▶ _Task directions_:
Return each line of the listing that contains the string "Зарплата".

▶ _Material shown_:
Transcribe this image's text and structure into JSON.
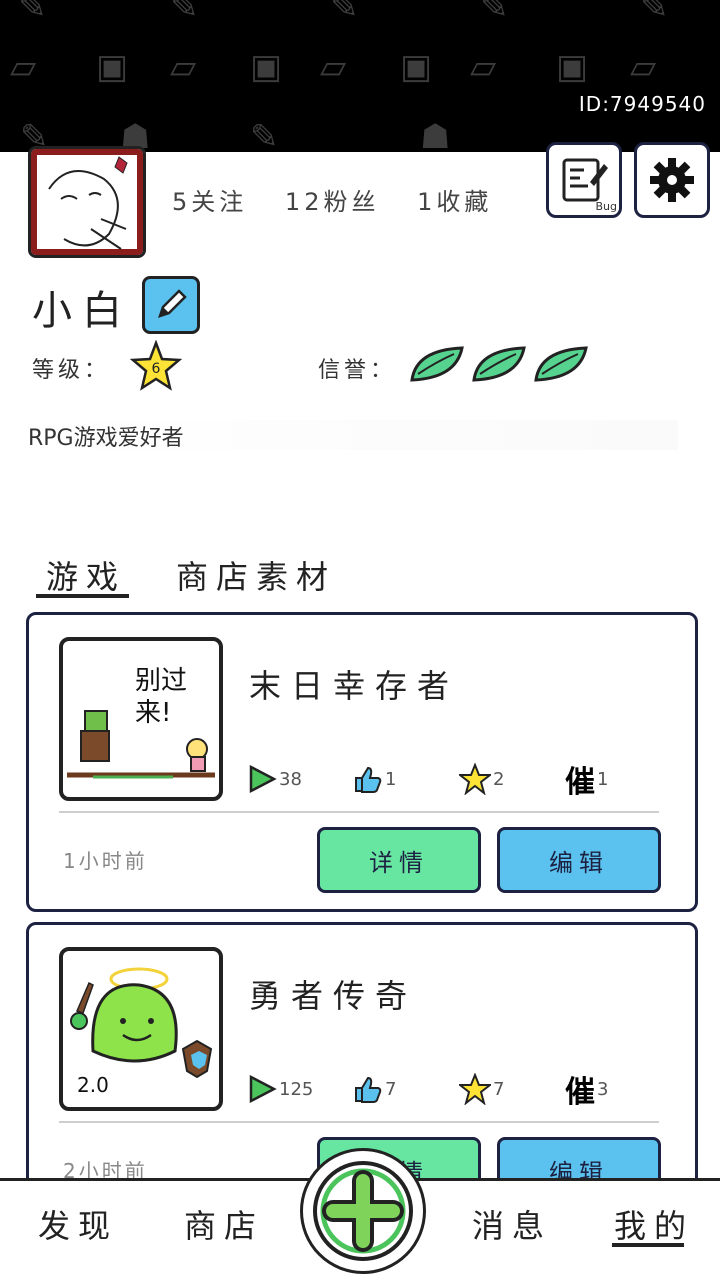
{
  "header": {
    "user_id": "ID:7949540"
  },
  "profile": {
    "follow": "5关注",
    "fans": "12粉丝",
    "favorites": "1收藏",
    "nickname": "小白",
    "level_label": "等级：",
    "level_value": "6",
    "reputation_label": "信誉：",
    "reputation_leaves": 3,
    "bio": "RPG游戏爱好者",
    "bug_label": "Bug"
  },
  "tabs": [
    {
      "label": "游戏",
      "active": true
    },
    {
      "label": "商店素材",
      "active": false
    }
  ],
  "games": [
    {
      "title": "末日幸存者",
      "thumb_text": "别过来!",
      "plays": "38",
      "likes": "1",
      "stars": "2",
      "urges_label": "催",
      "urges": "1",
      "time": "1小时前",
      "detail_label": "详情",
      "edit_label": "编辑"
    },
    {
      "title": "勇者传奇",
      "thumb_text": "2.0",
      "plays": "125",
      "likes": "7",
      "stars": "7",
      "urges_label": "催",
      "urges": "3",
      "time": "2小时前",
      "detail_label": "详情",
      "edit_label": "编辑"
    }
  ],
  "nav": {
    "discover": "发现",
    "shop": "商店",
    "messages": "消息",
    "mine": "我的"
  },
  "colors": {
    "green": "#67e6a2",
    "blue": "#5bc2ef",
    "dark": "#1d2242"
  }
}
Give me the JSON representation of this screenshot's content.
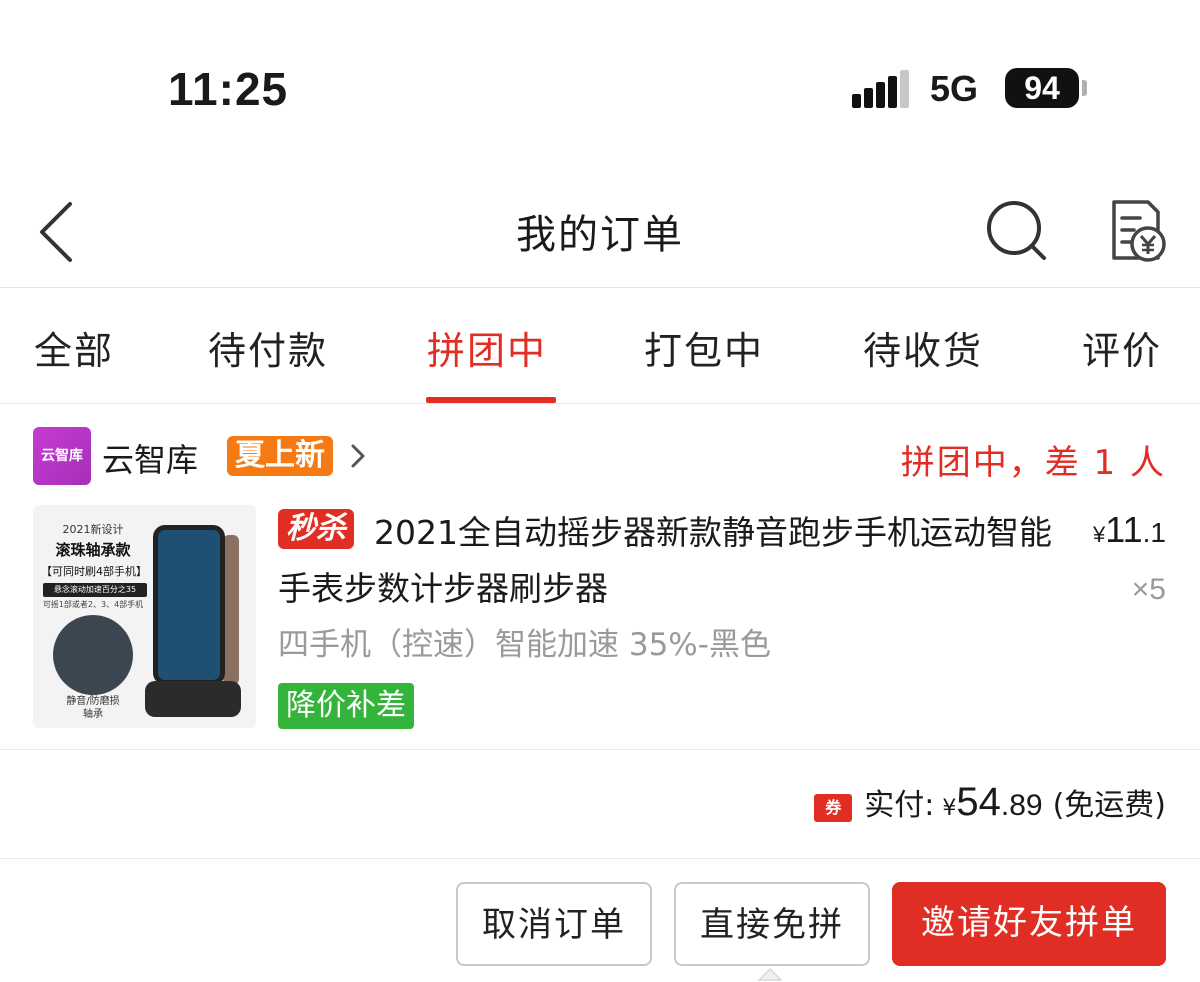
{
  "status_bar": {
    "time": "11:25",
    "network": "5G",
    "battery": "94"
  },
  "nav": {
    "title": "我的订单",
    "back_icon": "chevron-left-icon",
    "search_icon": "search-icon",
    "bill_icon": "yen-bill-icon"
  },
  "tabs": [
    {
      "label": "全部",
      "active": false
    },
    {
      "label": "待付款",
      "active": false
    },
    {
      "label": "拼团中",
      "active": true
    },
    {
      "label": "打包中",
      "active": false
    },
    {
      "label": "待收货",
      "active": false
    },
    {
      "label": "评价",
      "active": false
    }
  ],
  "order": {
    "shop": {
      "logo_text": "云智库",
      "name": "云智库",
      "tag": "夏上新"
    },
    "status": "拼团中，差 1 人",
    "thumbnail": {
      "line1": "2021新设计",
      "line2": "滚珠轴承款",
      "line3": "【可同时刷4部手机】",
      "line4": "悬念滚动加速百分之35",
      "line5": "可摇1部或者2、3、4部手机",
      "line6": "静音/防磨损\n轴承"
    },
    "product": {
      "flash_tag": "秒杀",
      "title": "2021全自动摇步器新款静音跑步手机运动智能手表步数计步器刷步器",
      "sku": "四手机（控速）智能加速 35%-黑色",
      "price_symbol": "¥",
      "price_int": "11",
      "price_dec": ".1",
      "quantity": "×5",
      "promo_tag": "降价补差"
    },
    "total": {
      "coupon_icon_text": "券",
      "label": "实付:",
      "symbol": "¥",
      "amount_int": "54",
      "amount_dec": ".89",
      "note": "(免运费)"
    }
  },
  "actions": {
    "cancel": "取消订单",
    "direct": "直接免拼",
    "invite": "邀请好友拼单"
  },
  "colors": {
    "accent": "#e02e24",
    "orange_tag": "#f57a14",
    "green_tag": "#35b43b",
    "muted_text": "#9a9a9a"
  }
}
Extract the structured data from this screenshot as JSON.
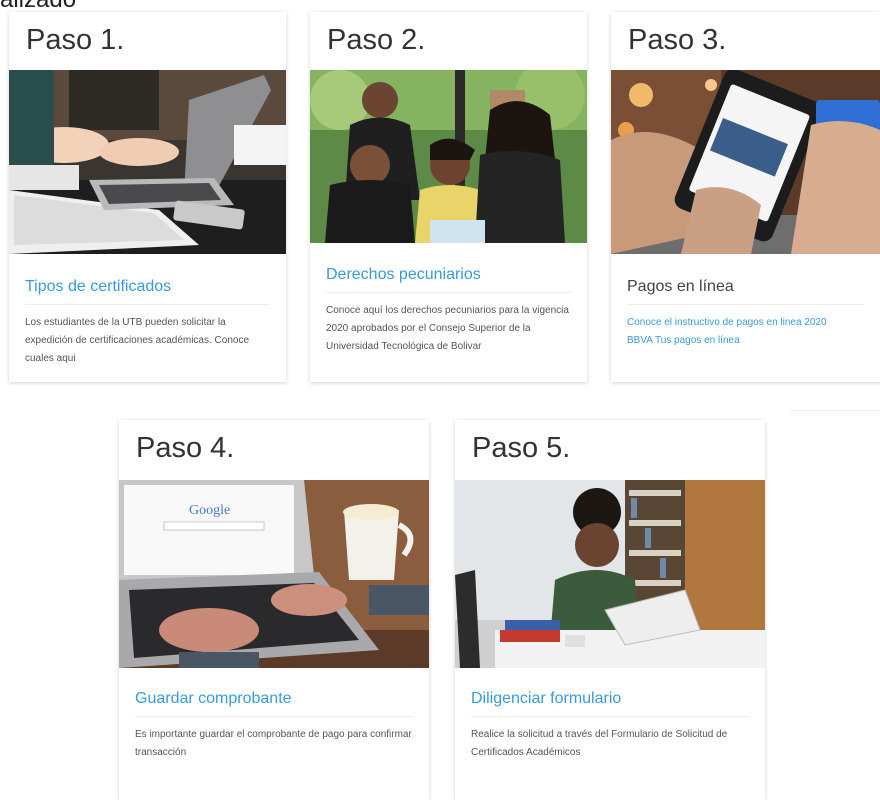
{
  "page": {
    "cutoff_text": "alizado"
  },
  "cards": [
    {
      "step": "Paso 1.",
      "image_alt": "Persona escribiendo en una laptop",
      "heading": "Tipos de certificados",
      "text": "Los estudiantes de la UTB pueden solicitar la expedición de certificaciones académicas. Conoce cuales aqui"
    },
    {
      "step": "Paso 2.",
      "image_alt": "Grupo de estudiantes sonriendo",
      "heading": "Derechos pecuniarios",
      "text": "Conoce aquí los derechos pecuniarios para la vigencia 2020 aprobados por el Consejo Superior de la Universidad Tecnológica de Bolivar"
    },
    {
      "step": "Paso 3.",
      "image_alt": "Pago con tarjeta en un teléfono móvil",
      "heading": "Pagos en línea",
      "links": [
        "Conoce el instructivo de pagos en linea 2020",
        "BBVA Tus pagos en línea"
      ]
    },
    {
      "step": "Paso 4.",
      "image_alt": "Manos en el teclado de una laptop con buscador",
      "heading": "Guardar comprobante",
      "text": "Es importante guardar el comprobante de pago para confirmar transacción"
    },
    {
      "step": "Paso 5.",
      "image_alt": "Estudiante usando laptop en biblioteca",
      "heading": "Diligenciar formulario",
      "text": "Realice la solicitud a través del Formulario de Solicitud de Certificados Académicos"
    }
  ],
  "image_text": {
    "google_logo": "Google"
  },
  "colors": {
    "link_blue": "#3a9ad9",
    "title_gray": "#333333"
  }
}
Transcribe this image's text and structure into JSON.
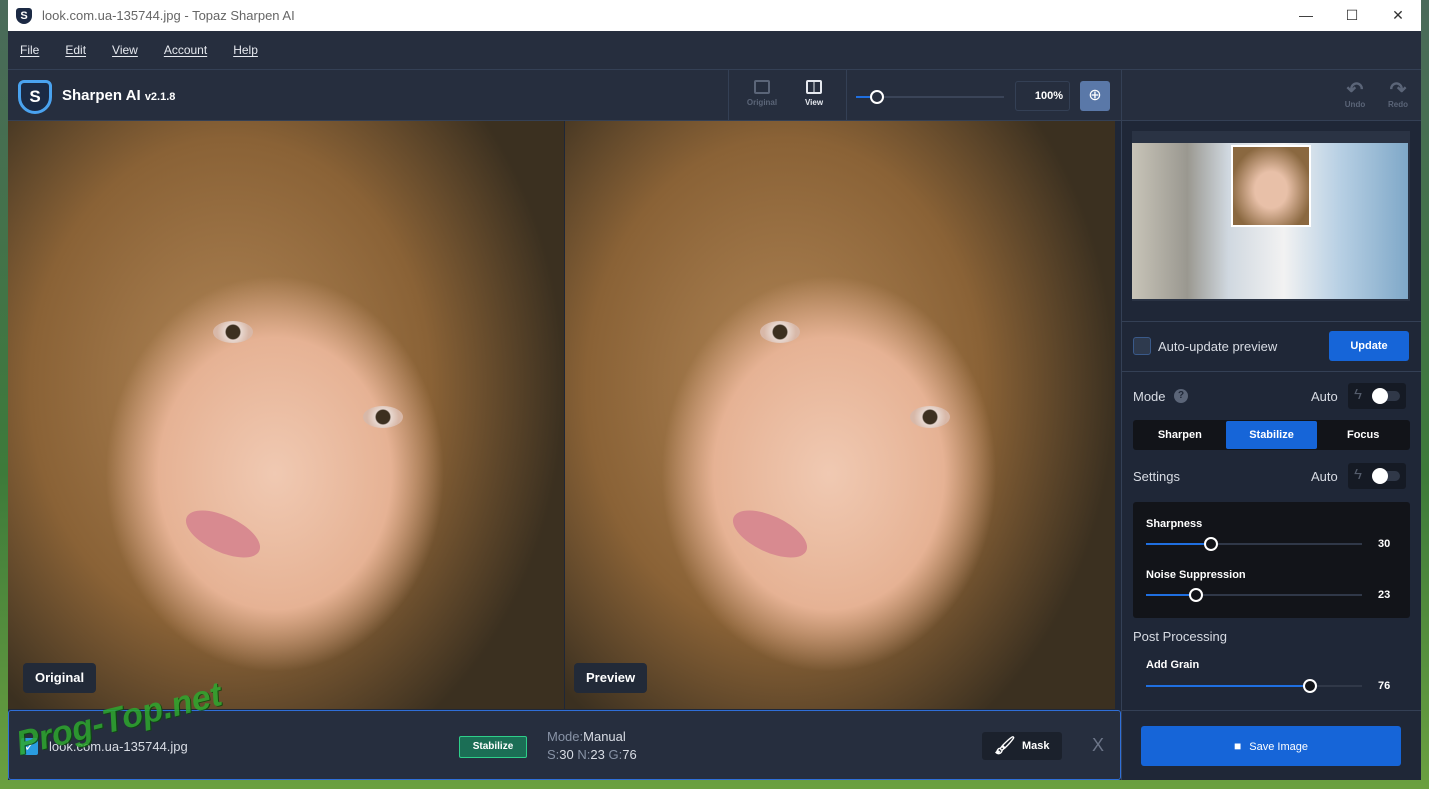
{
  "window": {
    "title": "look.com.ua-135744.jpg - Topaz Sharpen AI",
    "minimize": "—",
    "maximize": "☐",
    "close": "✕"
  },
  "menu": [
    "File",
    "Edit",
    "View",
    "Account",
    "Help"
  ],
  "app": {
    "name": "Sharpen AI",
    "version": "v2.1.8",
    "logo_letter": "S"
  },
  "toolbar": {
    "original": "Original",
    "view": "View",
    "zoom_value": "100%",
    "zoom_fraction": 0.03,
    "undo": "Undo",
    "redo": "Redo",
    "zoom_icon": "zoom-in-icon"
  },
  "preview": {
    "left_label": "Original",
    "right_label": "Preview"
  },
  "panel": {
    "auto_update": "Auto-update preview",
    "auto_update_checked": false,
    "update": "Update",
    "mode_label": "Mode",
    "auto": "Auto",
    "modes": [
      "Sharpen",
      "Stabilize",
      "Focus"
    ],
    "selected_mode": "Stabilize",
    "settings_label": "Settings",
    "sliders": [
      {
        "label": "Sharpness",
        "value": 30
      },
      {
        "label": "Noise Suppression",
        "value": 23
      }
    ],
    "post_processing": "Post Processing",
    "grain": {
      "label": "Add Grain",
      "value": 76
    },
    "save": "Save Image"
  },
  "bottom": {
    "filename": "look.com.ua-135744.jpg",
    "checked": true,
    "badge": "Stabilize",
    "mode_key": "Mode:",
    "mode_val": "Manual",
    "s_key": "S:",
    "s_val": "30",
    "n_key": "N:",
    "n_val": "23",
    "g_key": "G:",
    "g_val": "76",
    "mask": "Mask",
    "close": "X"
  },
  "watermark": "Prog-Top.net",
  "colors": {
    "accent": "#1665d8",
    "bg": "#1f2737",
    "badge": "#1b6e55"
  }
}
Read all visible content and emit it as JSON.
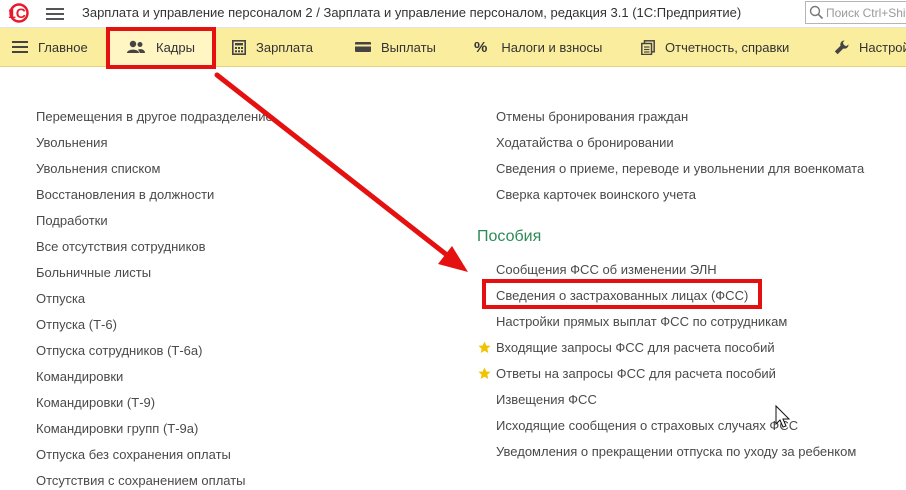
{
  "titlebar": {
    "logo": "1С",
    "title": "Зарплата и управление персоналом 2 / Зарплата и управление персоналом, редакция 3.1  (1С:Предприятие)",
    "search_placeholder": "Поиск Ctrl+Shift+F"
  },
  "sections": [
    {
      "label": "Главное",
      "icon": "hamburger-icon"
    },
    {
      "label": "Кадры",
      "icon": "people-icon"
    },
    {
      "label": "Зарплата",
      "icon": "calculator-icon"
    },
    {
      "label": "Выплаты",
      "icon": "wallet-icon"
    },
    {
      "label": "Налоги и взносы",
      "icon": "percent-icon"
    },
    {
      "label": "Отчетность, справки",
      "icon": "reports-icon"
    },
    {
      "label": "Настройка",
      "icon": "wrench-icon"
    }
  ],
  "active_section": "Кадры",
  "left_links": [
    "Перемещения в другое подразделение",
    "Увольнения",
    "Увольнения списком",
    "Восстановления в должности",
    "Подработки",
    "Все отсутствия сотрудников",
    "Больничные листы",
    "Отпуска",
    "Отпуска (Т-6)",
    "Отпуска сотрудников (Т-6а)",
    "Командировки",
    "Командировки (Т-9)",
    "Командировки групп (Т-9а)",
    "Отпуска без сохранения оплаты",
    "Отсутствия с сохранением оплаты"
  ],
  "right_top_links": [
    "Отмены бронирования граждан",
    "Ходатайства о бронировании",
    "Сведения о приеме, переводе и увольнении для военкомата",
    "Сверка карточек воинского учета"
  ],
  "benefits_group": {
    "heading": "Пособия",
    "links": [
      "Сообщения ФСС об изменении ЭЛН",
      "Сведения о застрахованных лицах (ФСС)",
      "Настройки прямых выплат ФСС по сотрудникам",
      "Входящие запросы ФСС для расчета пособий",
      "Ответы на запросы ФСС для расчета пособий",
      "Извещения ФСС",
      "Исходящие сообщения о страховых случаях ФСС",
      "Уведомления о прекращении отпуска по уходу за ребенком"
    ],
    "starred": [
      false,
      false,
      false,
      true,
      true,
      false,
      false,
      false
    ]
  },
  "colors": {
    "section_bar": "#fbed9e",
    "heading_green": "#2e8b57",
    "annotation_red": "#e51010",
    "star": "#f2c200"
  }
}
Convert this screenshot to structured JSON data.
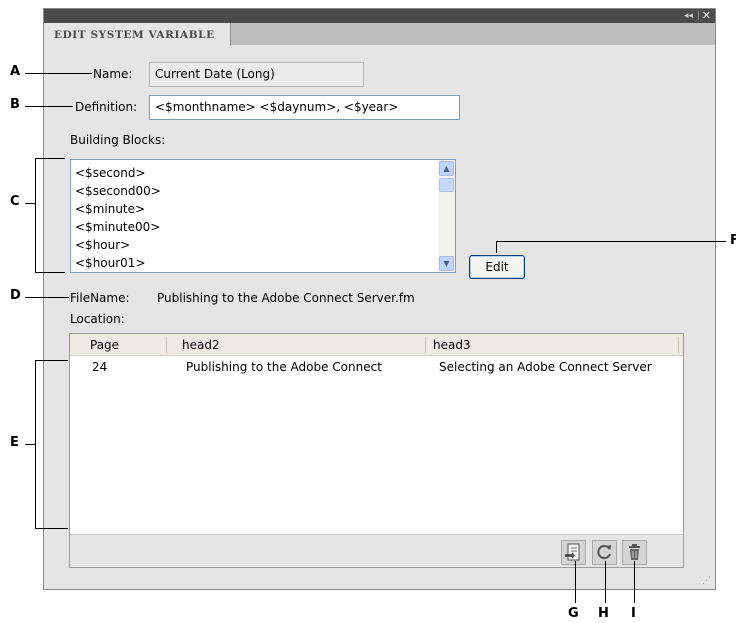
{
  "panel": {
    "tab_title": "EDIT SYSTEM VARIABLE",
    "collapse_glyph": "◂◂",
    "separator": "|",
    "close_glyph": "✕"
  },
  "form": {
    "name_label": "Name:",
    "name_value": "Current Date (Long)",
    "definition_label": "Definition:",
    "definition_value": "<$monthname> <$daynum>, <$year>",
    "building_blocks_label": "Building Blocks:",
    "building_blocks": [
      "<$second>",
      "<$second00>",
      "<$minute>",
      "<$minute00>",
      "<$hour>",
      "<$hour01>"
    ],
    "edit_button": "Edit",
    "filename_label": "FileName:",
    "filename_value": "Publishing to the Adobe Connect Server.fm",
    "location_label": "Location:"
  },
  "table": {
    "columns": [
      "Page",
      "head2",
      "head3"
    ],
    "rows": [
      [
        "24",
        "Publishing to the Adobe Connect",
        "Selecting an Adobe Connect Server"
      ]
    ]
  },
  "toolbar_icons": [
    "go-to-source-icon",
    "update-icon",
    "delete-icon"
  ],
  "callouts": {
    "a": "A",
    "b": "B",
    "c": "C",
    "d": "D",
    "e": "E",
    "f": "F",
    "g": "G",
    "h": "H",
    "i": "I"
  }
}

▶ _Answer in full_:
    "title": "Зарплата и управление персоналом 2 / Зарплата и управление персоналом, редакция 3.1  (1С:Предприятие)",
      "label": "Зарплата",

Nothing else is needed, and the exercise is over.